Work instructions:
Each entry in the listing below should be restated word for word.

• • •

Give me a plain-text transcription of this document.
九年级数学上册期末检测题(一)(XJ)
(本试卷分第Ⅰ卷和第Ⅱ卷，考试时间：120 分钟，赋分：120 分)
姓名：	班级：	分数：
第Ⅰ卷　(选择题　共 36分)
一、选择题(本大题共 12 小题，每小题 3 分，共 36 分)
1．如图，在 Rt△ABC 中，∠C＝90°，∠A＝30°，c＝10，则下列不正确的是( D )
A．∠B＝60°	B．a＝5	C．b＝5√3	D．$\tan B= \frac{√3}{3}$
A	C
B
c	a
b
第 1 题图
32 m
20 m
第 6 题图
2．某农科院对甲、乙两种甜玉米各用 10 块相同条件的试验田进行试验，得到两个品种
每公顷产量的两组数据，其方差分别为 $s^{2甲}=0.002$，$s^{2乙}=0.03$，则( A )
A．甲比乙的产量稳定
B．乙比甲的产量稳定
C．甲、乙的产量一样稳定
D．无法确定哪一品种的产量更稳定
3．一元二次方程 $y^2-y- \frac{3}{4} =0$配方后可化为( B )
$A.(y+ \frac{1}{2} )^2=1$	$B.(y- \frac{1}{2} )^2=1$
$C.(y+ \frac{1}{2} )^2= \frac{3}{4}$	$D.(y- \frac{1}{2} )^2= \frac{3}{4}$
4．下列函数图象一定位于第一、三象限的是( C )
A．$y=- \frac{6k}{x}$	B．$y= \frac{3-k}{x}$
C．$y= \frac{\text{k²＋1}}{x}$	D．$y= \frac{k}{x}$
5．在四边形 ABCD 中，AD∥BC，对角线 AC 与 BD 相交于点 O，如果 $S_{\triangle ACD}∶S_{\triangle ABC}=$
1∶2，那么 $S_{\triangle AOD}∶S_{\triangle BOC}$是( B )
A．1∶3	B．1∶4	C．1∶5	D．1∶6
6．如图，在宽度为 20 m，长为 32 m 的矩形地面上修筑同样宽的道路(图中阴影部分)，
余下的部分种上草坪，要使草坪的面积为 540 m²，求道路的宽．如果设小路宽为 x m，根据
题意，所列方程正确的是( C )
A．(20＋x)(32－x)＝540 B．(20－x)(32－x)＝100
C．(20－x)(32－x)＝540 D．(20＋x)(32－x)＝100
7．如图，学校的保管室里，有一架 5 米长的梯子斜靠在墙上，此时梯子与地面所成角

• • •

The result:
Give me a plain-text transcription of this document.
九年级数学上册期末检测题(一)(XJ)
(本试卷分第Ⅰ卷和第Ⅱ卷，考试时间：120 分钟，赋分：120 分)
姓名：	班级：	分数：
第Ⅰ卷　(选择题　共 36分)
一、选择题(本大题共 12 小题，每小题 3 分，共 36 分)
1．如图，在 Rt△ABC 中，∠C＝90°，∠A＝30°，c＝10，则下列不正确的是( D )
A．∠B＝60°	B．a＝5	C．b＝5√3	D．$\tan B= \frac{√3}{3}$
A	C
B
c	a
b
第 1 题图
32 m
20 m
第 6 题图
2．某农科院对甲、乙两种甜玉米各用 10 块相同条件的试验田进行试验，得到两个品种
每公顷产量的两组数据，其方差分别为 $s^{2甲}=0.002$，$s^{2乙}=0.03$，则( A )
A．甲比乙的产量稳定
B．乙比甲的产量稳定
C．甲、乙的产量一样稳定
D．无法确定哪一品种的产量更稳定
3．一元二次方程 $y^2-y- \frac{3}{4} =0$配方后可化为( B )
$A.(y+ \frac{1}{2} )^2=1$	$B.(y- \frac{1}{2} )^2=1$
$C.(y+ \frac{1}{2} )^2= \frac{3}{4}$	$D.(y- \frac{1}{2} )^2= \frac{3}{4}$
4．下列函数图象一定位于第一、三象限的是( C )
A．$y=- \frac{6k}{x}$	B．$y= \frac{3-k}{x}$
C．$y= \frac{\text{k²＋1}}{x}$	D．$y= \frac{k}{x}$
5．在四边形 ABCD 中，AD∥BC，对角线 AC 与 BD 相交于点 O，如果 $S_{\triangle ACD}∶S_{\triangle ABC}=$
1∶2，那么 $S_{\triangle AOD}∶S_{\triangle BOC}$是( B )
A．1∶3	B．1∶4	C．1∶5	D．1∶6
6．如图，在宽度为 20 m，长为 32 m 的矩形地面上修筑同样宽的道路(图中阴影部分)，
余下的部分种上草坪，要使草坪的面积为 540 m²，求道路的宽．如果设小路宽为 x m，根据
题意，所列方程正确的是( C )
A．(20＋x)(32－x)＝540 B．(20－x)(32－x)＝100
C．(20－x)(32－x)＝540 D．(20＋x)(32－x)＝100
7．如图，学校的保管室里，有一架 5 米长的梯子斜靠在墙上，此时梯子与地面所成角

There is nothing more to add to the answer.